• **TASK BRIEF**: All of the listing below must be repeated word for word. Pictures are the only thing to omit.

########

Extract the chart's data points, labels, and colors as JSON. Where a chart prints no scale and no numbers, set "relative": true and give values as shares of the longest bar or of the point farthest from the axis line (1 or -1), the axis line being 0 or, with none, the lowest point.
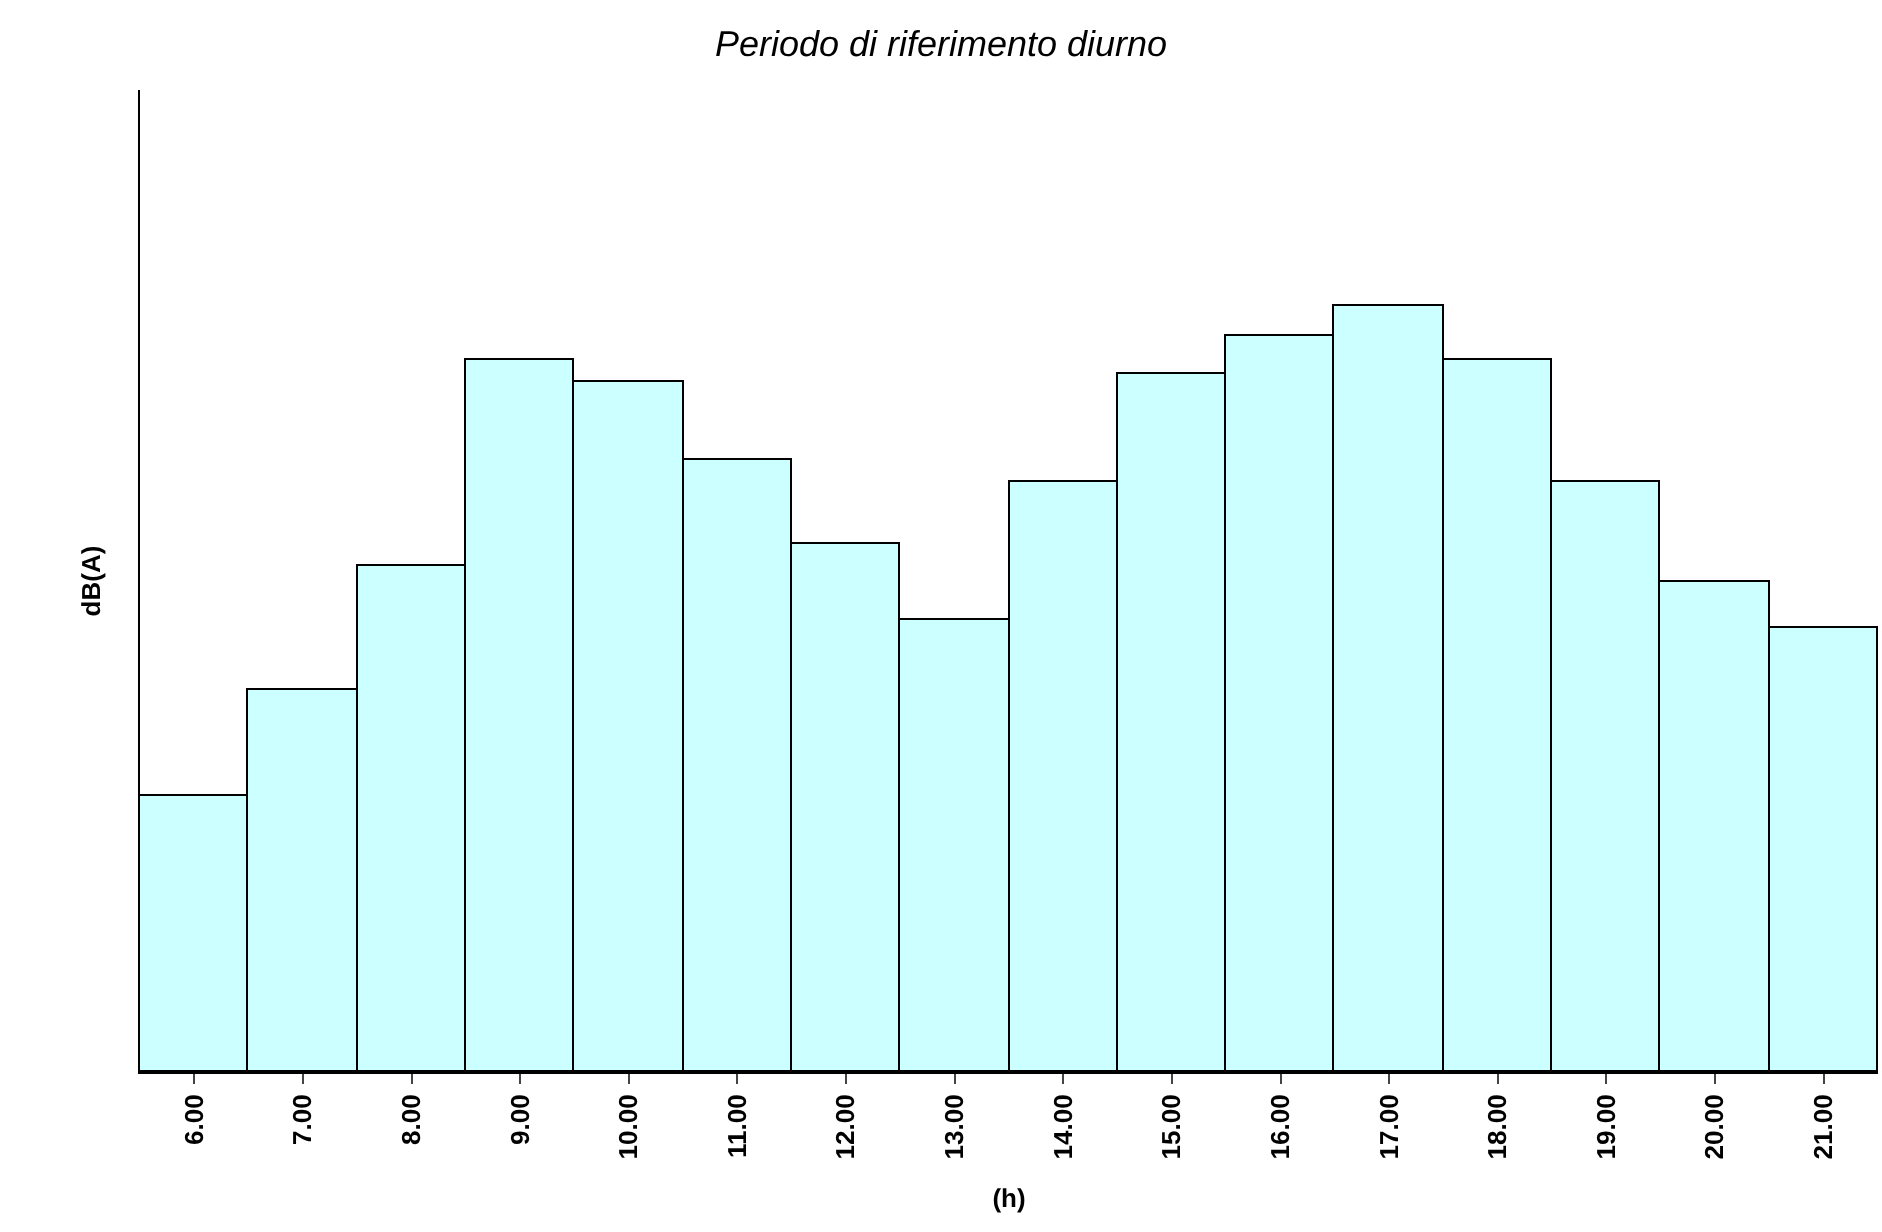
{
  "chart_data": {
    "type": "bar",
    "title": "Periodo di riferimento diurno",
    "xlabel": "(h)",
    "ylabel": "dB(A)",
    "relative": true,
    "categories": [
      "6.00",
      "7.00",
      "8.00",
      "9.00",
      "10.00",
      "11.00",
      "12.00",
      "13.00",
      "14.00",
      "15.00",
      "16.00",
      "17.00",
      "18.00",
      "19.00",
      "20.00",
      "21.00"
    ],
    "values": [
      0.36,
      0.5,
      0.66,
      0.93,
      0.9,
      0.8,
      0.69,
      0.59,
      0.77,
      0.91,
      0.96,
      1,
      0.93,
      0.77,
      0.64,
      0.58
    ],
    "color": "#ccffff"
  }
}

########

• **TASK RESULT**:
Extract the chart's data points, labels, and colors as JSON. Where a chart prints no scale and no numbers, set "relative": true and give values as shares of the longest bar or of the point farthest from the axis line (1 or -1), the axis line being 0 or, with none, the lowest point.
{
  "chart_data": {
    "type": "bar",
    "title": "Periodo di riferimento diurno",
    "xlabel": "(h)",
    "ylabel": "dB(A)",
    "relative": true,
    "categories": [
      "6.00",
      "7.00",
      "8.00",
      "9.00",
      "10.00",
      "11.00",
      "12.00",
      "13.00",
      "14.00",
      "15.00",
      "16.00",
      "17.00",
      "18.00",
      "19.00",
      "20.00",
      "21.00"
    ],
    "values": [
      0.36,
      0.5,
      0.66,
      0.93,
      0.9,
      0.8,
      0.69,
      0.59,
      0.77,
      0.91,
      0.96,
      1,
      0.93,
      0.77,
      0.64,
      0.58
    ],
    "color": "#ccffff"
  }
}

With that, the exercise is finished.